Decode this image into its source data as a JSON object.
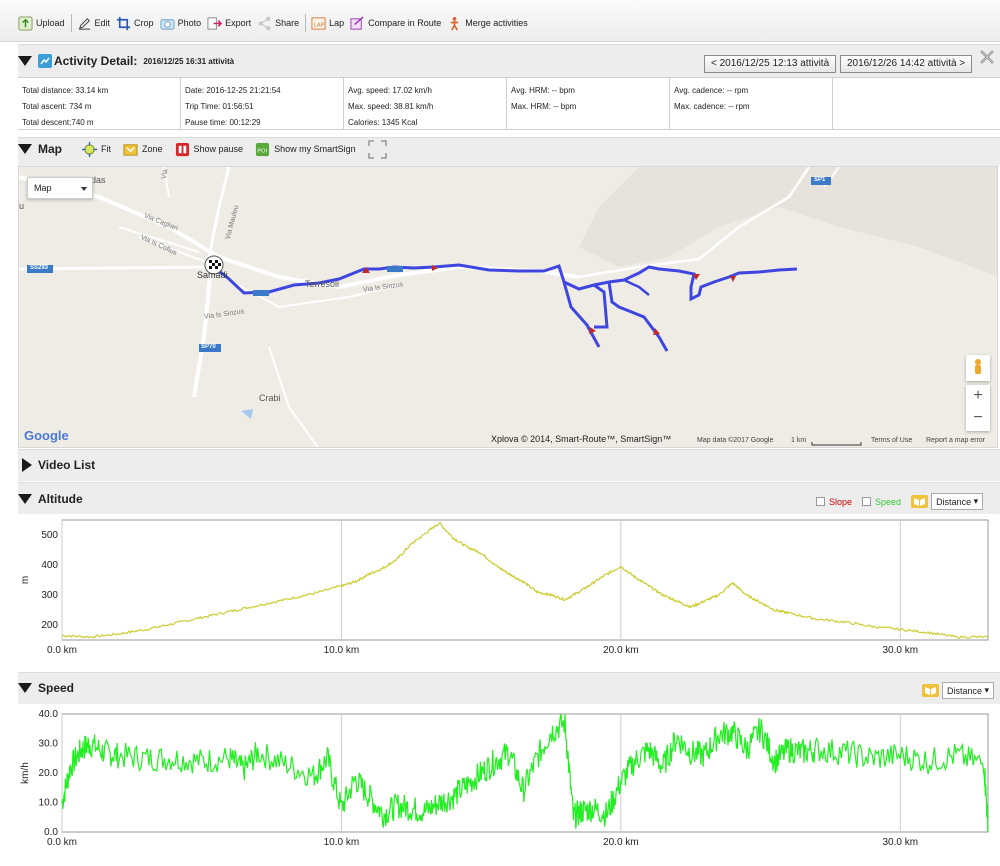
{
  "toolbar": {
    "items": [
      {
        "label": "Upload",
        "icon": "upload-icon"
      },
      {
        "label": "Edit",
        "icon": "edit-icon"
      },
      {
        "label": "Crop",
        "icon": "crop-icon"
      },
      {
        "label": "Photo",
        "icon": "photo-icon"
      },
      {
        "label": "Export",
        "icon": "export-icon"
      },
      {
        "label": "Share",
        "icon": "share-icon"
      },
      {
        "label": "Lap",
        "icon": "lap-icon"
      },
      {
        "label": "Compare in Route",
        "icon": "compare-icon"
      },
      {
        "label": "Merge activities",
        "icon": "merge-icon"
      }
    ]
  },
  "activity": {
    "title": "Activity Detail:",
    "subtitle": "2016/12/25 16:31 attività",
    "prev_label": "< 2016/12/25 12:13 attività",
    "next_label": "2016/12/26 14:42 attività >",
    "stats": [
      [
        "Total distance: 33.14 km",
        "Total ascent: 734 m",
        "Total descent:740 m"
      ],
      [
        "Date: 2016-12-25 21:21:54",
        "Trip Time: 01:56:51",
        "Pause time: 00:12:29"
      ],
      [
        "Avg. speed: 17.02 km/h",
        "Max. speed: 38.81 km/h",
        "Calories: 1345 Kcal"
      ],
      [
        "Avg. HRM: -- bpm",
        "Max. HRM: -- bpm",
        ""
      ],
      [
        "Avg. cadence: -- rpm",
        "Max. cadence: -- rpm",
        ""
      ],
      [
        "",
        "",
        ""
      ]
    ]
  },
  "map_section": {
    "title": "Map",
    "tools": [
      "Fit",
      "Zone",
      "Show pause",
      "Show my SmartSign"
    ],
    "map_type": "Map",
    "place_labels": [
      "das",
      "u",
      "Via Cagliari",
      "Via Mauleu",
      "Via Is Cofius",
      "Via Is",
      "SS293",
      "Samadi",
      "Terresoli",
      "Via Is Sinzus",
      "Via Is Sinzus",
      "SP70",
      "Crabi",
      "SP1"
    ],
    "attribution": "Xplova © 2014, Smart-Route™, SmartSign™",
    "map_data": "Map data ©2017 Google",
    "scale": "1 km",
    "terms": "Terms of Use",
    "report": "Report a map error",
    "google": "Google",
    "zoom_in": "+",
    "zoom_out": "−"
  },
  "video": {
    "title": "Video List"
  },
  "altitude": {
    "title": "Altitude",
    "slope_label": "Slope",
    "speed_label": "Speed",
    "axis_mode": "Distance",
    "colors": {
      "line": "#cccc33",
      "slope": "#cc0000",
      "speed": "#33cc33"
    }
  },
  "speed": {
    "title": "Speed",
    "axis_mode": "Distance",
    "colors": {
      "line": "#22ee22"
    }
  },
  "chart_data": [
    {
      "type": "line",
      "name": "altitude",
      "ylabel": "m",
      "xlabel": "",
      "x_unit": "km",
      "xlim": [
        0,
        33.14
      ],
      "ylim": [
        150,
        550
      ],
      "yticks": [
        200,
        300,
        400,
        500
      ],
      "ytick_labels": [
        "200",
        "300",
        "400",
        "500"
      ],
      "xticks": [
        0,
        10,
        20,
        30
      ],
      "xtick_labels": [
        "0.0 km",
        "10.0 km",
        "20.0 km",
        "30.0 km"
      ],
      "grid": "vertical",
      "series": [
        {
          "x": [
            0,
            1,
            2,
            3,
            4,
            5,
            6,
            7,
            8,
            9,
            10,
            10.5,
            11,
            11.5,
            12,
            12.5,
            13,
            13.5,
            14,
            14.5,
            15,
            15.5,
            16,
            16.5,
            17,
            17.5,
            18,
            18.5,
            19,
            19.5,
            20,
            20.5,
            21,
            21.5,
            22,
            22.5,
            23,
            23.5,
            24,
            24.5,
            25,
            25.5,
            26,
            27,
            28,
            29,
            30,
            31,
            32,
            33.14
          ],
          "y": [
            165,
            160,
            170,
            185,
            205,
            225,
            245,
            265,
            285,
            305,
            330,
            345,
            370,
            390,
            420,
            470,
            505,
            540,
            490,
            460,
            440,
            400,
            370,
            345,
            310,
            300,
            285,
            310,
            340,
            370,
            395,
            360,
            330,
            300,
            280,
            260,
            280,
            300,
            340,
            300,
            275,
            250,
            240,
            220,
            210,
            195,
            185,
            175,
            160,
            160
          ]
        }
      ]
    },
    {
      "type": "line",
      "name": "speed",
      "ylabel": "km/h",
      "xlabel": "",
      "x_unit": "km",
      "xlim": [
        0,
        33.14
      ],
      "ylim": [
        0,
        40
      ],
      "yticks": [
        0,
        10,
        20,
        30,
        40
      ],
      "ytick_labels": [
        "0.0",
        "10.0",
        "20.0",
        "30.0",
        "40.0"
      ],
      "xticks": [
        0,
        10,
        20,
        30
      ],
      "xtick_labels": [
        "0.0 km",
        "10.0 km",
        "20.0 km",
        "30.0 km"
      ],
      "grid": "vertical",
      "series": [
        {
          "x": [
            0,
            0.3,
            0.7,
            1,
            1.5,
            2,
            3,
            4,
            5,
            6,
            6.5,
            7,
            8,
            9,
            9.5,
            10,
            10.5,
            11,
            11.5,
            12,
            12.5,
            13,
            13.5,
            14,
            14.5,
            15,
            15.5,
            16,
            16.5,
            17,
            17.5,
            18,
            18.3,
            18.6,
            19,
            19.5,
            20,
            20.5,
            21,
            21.5,
            22,
            22.5,
            23,
            23.5,
            24,
            24.5,
            25,
            25.5,
            26,
            26.5,
            27,
            28,
            29,
            30,
            31,
            32,
            33,
            33.14
          ],
          "y": [
            10,
            22,
            28,
            30,
            27,
            26,
            25,
            25,
            24,
            25,
            21,
            27,
            23,
            19,
            25,
            8,
            18,
            12,
            6,
            9,
            8,
            7,
            10,
            12,
            16,
            20,
            24,
            27,
            14,
            25,
            34,
            37,
            5,
            7,
            8,
            6,
            17,
            24,
            28,
            22,
            32,
            27,
            26,
            33,
            34,
            28,
            35,
            24,
            28,
            27,
            28,
            27,
            25,
            26,
            24,
            26,
            23,
            2
          ]
        }
      ]
    }
  ]
}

◆ **Exercise directions**:
Omit every picture, then repeat the remaining data exactly as it appears above.

◆ **Solution to the exercise**:
Decode this image into its source data as a JSON object.
{
  "toolbar": {
    "items": [
      {
        "label": "Upload",
        "icon": "upload-icon"
      },
      {
        "label": "Edit",
        "icon": "edit-icon"
      },
      {
        "label": "Crop",
        "icon": "crop-icon"
      },
      {
        "label": "Photo",
        "icon": "photo-icon"
      },
      {
        "label": "Export",
        "icon": "export-icon"
      },
      {
        "label": "Share",
        "icon": "share-icon"
      },
      {
        "label": "Lap",
        "icon": "lap-icon"
      },
      {
        "label": "Compare in Route",
        "icon": "compare-icon"
      },
      {
        "label": "Merge activities",
        "icon": "merge-icon"
      }
    ]
  },
  "activity": {
    "title": "Activity Detail:",
    "subtitle": "2016/12/25 16:31 attività",
    "prev_label": "< 2016/12/25 12:13 attività",
    "next_label": "2016/12/26 14:42 attività >",
    "stats": [
      [
        "Total distance: 33.14 km",
        "Total ascent: 734 m",
        "Total descent:740 m"
      ],
      [
        "Date: 2016-12-25 21:21:54",
        "Trip Time: 01:56:51",
        "Pause time: 00:12:29"
      ],
      [
        "Avg. speed: 17.02 km/h",
        "Max. speed: 38.81 km/h",
        "Calories: 1345 Kcal"
      ],
      [
        "Avg. HRM: -- bpm",
        "Max. HRM: -- bpm",
        ""
      ],
      [
        "Avg. cadence: -- rpm",
        "Max. cadence: -- rpm",
        ""
      ],
      [
        "",
        "",
        ""
      ]
    ]
  },
  "map_section": {
    "title": "Map",
    "tools": [
      "Fit",
      "Zone",
      "Show pause",
      "Show my SmartSign"
    ],
    "map_type": "Map",
    "place_labels": [
      "das",
      "u",
      "Via Cagliari",
      "Via Mauleu",
      "Via Is Cofius",
      "Via Is",
      "SS293",
      "Samadi",
      "Terresoli",
      "Via Is Sinzus",
      "Via Is Sinzus",
      "SP70",
      "Crabi",
      "SP1"
    ],
    "attribution": "Xplova © 2014, Smart-Route™, SmartSign™",
    "map_data": "Map data ©2017 Google",
    "scale": "1 km",
    "terms": "Terms of Use",
    "report": "Report a map error",
    "google": "Google",
    "zoom_in": "+",
    "zoom_out": "−"
  },
  "video": {
    "title": "Video List"
  },
  "altitude": {
    "title": "Altitude",
    "slope_label": "Slope",
    "speed_label": "Speed",
    "axis_mode": "Distance",
    "colors": {
      "line": "#cccc33",
      "slope": "#cc0000",
      "speed": "#33cc33"
    }
  },
  "speed": {
    "title": "Speed",
    "axis_mode": "Distance",
    "colors": {
      "line": "#22ee22"
    }
  },
  "chart_data": [
    {
      "type": "line",
      "name": "altitude",
      "ylabel": "m",
      "xlabel": "",
      "x_unit": "km",
      "xlim": [
        0,
        33.14
      ],
      "ylim": [
        150,
        550
      ],
      "yticks": [
        200,
        300,
        400,
        500
      ],
      "ytick_labels": [
        "200",
        "300",
        "400",
        "500"
      ],
      "xticks": [
        0,
        10,
        20,
        30
      ],
      "xtick_labels": [
        "0.0 km",
        "10.0 km",
        "20.0 km",
        "30.0 km"
      ],
      "grid": "vertical",
      "series": [
        {
          "x": [
            0,
            1,
            2,
            3,
            4,
            5,
            6,
            7,
            8,
            9,
            10,
            10.5,
            11,
            11.5,
            12,
            12.5,
            13,
            13.5,
            14,
            14.5,
            15,
            15.5,
            16,
            16.5,
            17,
            17.5,
            18,
            18.5,
            19,
            19.5,
            20,
            20.5,
            21,
            21.5,
            22,
            22.5,
            23,
            23.5,
            24,
            24.5,
            25,
            25.5,
            26,
            27,
            28,
            29,
            30,
            31,
            32,
            33.14
          ],
          "y": [
            165,
            160,
            170,
            185,
            205,
            225,
            245,
            265,
            285,
            305,
            330,
            345,
            370,
            390,
            420,
            470,
            505,
            540,
            490,
            460,
            440,
            400,
            370,
            345,
            310,
            300,
            285,
            310,
            340,
            370,
            395,
            360,
            330,
            300,
            280,
            260,
            280,
            300,
            340,
            300,
            275,
            250,
            240,
            220,
            210,
            195,
            185,
            175,
            160,
            160
          ]
        }
      ]
    },
    {
      "type": "line",
      "name": "speed",
      "ylabel": "km/h",
      "xlabel": "",
      "x_unit": "km",
      "xlim": [
        0,
        33.14
      ],
      "ylim": [
        0,
        40
      ],
      "yticks": [
        0,
        10,
        20,
        30,
        40
      ],
      "ytick_labels": [
        "0.0",
        "10.0",
        "20.0",
        "30.0",
        "40.0"
      ],
      "xticks": [
        0,
        10,
        20,
        30
      ],
      "xtick_labels": [
        "0.0 km",
        "10.0 km",
        "20.0 km",
        "30.0 km"
      ],
      "grid": "vertical",
      "series": [
        {
          "x": [
            0,
            0.3,
            0.7,
            1,
            1.5,
            2,
            3,
            4,
            5,
            6,
            6.5,
            7,
            8,
            9,
            9.5,
            10,
            10.5,
            11,
            11.5,
            12,
            12.5,
            13,
            13.5,
            14,
            14.5,
            15,
            15.5,
            16,
            16.5,
            17,
            17.5,
            18,
            18.3,
            18.6,
            19,
            19.5,
            20,
            20.5,
            21,
            21.5,
            22,
            22.5,
            23,
            23.5,
            24,
            24.5,
            25,
            25.5,
            26,
            26.5,
            27,
            28,
            29,
            30,
            31,
            32,
            33,
            33.14
          ],
          "y": [
            10,
            22,
            28,
            30,
            27,
            26,
            25,
            25,
            24,
            25,
            21,
            27,
            23,
            19,
            25,
            8,
            18,
            12,
            6,
            9,
            8,
            7,
            10,
            12,
            16,
            20,
            24,
            27,
            14,
            25,
            34,
            37,
            5,
            7,
            8,
            6,
            17,
            24,
            28,
            22,
            32,
            27,
            26,
            33,
            34,
            28,
            35,
            24,
            28,
            27,
            28,
            27,
            25,
            26,
            24,
            26,
            23,
            2
          ]
        }
      ]
    }
  ]
}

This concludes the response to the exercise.